◆ **Aim**
Count every line in the entries that follow where the word "teams" appears, then state only the total.
━━━━━━━━
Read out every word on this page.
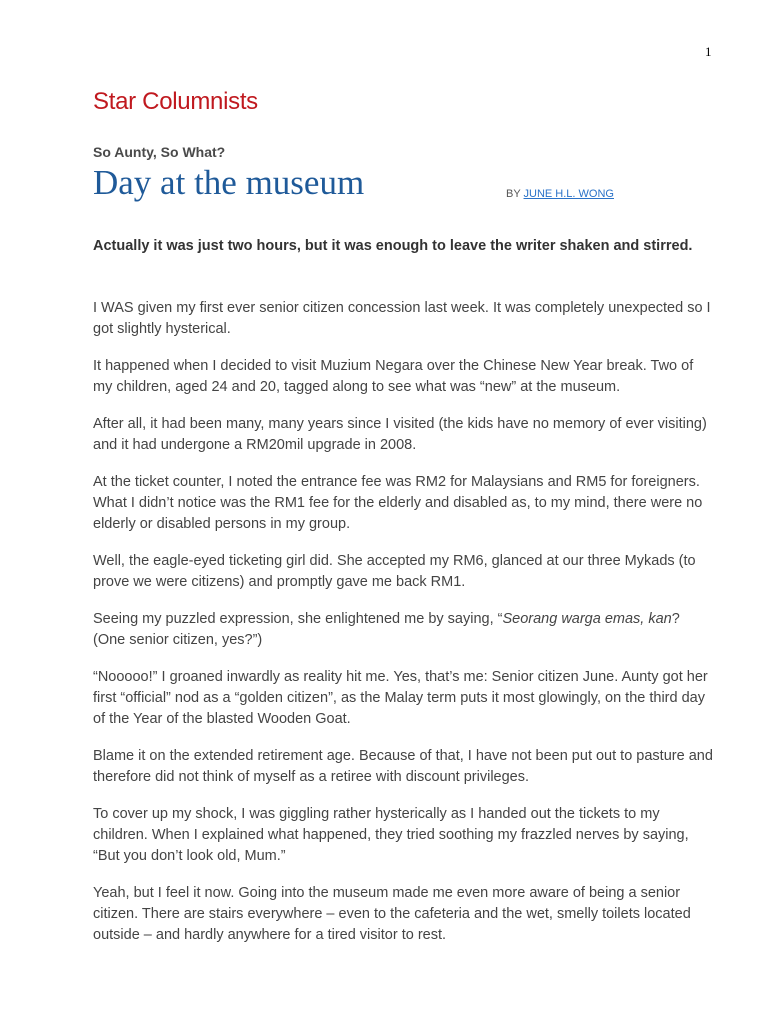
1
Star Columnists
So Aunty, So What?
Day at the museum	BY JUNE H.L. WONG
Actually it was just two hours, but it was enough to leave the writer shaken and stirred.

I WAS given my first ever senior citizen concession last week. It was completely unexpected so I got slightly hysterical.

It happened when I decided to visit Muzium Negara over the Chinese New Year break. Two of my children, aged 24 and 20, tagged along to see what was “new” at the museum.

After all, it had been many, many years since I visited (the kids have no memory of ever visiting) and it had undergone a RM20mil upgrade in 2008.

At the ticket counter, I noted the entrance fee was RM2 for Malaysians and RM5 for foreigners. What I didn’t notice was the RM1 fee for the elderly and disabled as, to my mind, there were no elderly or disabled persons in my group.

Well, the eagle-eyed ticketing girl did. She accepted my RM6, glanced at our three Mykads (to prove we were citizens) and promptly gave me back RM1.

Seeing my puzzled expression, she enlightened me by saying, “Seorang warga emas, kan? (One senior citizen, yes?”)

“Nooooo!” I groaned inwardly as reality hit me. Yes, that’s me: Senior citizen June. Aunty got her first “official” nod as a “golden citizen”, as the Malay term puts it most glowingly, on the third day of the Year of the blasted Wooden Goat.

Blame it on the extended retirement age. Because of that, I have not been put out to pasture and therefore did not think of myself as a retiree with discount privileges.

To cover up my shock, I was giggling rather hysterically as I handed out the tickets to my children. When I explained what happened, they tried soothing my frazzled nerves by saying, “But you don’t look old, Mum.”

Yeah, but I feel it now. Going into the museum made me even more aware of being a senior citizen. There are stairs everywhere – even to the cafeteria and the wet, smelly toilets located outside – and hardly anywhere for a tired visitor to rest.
━━━━━━━━
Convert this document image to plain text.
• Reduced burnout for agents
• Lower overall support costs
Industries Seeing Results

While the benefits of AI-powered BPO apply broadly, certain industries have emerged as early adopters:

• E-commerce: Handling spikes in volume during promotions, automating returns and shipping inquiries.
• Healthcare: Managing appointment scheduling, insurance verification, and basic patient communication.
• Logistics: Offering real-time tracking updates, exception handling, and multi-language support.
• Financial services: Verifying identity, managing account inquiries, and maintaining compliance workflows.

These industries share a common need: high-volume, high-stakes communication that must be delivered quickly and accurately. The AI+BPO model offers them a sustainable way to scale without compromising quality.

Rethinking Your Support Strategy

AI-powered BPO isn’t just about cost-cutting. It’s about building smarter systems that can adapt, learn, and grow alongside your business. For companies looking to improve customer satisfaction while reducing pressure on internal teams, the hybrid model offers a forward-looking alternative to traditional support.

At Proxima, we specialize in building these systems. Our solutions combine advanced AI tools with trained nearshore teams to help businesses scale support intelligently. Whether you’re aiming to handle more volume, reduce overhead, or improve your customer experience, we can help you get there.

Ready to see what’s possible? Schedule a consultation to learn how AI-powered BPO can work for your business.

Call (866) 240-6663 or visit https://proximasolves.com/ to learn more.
━━━━━━━━
◆ **The answer**
2